##### Provided entries #####

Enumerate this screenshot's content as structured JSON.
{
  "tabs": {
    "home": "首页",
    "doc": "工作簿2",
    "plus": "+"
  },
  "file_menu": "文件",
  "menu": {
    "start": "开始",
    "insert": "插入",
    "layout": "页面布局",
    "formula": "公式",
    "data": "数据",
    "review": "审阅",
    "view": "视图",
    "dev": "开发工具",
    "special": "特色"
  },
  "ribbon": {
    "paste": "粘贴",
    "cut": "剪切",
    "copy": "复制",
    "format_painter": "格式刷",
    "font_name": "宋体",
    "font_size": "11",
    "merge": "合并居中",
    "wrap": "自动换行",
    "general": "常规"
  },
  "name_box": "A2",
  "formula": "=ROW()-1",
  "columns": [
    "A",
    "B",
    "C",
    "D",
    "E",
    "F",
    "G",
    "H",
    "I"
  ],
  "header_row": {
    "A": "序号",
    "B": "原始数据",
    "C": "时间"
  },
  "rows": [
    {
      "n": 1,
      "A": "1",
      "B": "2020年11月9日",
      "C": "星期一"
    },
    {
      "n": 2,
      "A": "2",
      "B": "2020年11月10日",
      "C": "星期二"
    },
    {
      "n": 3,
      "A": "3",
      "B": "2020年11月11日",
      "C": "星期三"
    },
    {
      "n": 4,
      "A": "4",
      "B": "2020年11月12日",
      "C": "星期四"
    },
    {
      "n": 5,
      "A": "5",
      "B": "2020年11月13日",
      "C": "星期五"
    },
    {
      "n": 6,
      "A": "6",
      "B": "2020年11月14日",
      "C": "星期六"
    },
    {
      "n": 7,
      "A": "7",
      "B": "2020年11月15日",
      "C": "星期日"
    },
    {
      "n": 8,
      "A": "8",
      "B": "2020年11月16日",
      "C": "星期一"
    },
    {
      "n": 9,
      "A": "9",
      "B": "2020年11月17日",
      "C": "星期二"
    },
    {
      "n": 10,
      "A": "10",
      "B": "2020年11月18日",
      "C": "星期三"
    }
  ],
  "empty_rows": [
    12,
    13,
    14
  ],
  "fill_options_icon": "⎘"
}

#####

→ **Exercise description**: Please output the entries above, every line exactly as it reads.

→ **Full answer**:
Enumerate this screenshot's content as structured JSON.
{
  "tabs": {
    "home": "首页",
    "doc": "工作簿2",
    "plus": "+"
  },
  "file_menu": "文件",
  "menu": {
    "start": "开始",
    "insert": "插入",
    "layout": "页面布局",
    "formula": "公式",
    "data": "数据",
    "review": "审阅",
    "view": "视图",
    "dev": "开发工具",
    "special": "特色"
  },
  "ribbon": {
    "paste": "粘贴",
    "cut": "剪切",
    "copy": "复制",
    "format_painter": "格式刷",
    "font_name": "宋体",
    "font_size": "11",
    "merge": "合并居中",
    "wrap": "自动换行",
    "general": "常规"
  },
  "name_box": "A2",
  "formula": "=ROW()-1",
  "columns": [
    "A",
    "B",
    "C",
    "D",
    "E",
    "F",
    "G",
    "H",
    "I"
  ],
  "header_row": {
    "A": "序号",
    "B": "原始数据",
    "C": "时间"
  },
  "rows": [
    {
      "n": 1,
      "A": "1",
      "B": "2020年11月9日",
      "C": "星期一"
    },
    {
      "n": 2,
      "A": "2",
      "B": "2020年11月10日",
      "C": "星期二"
    },
    {
      "n": 3,
      "A": "3",
      "B": "2020年11月11日",
      "C": "星期三"
    },
    {
      "n": 4,
      "A": "4",
      "B": "2020年11月12日",
      "C": "星期四"
    },
    {
      "n": 5,
      "A": "5",
      "B": "2020年11月13日",
      "C": "星期五"
    },
    {
      "n": 6,
      "A": "6",
      "B": "2020年11月14日",
      "C": "星期六"
    },
    {
      "n": 7,
      "A": "7",
      "B": "2020年11月15日",
      "C": "星期日"
    },
    {
      "n": 8,
      "A": "8",
      "B": "2020年11月16日",
      "C": "星期一"
    },
    {
      "n": 9,
      "A": "9",
      "B": "2020年11月17日",
      "C": "星期二"
    },
    {
      "n": 10,
      "A": "10",
      "B": "2020年11月18日",
      "C": "星期三"
    }
  ],
  "empty_rows": [
    12,
    13,
    14
  ],
  "fill_options_icon": "⎘"
}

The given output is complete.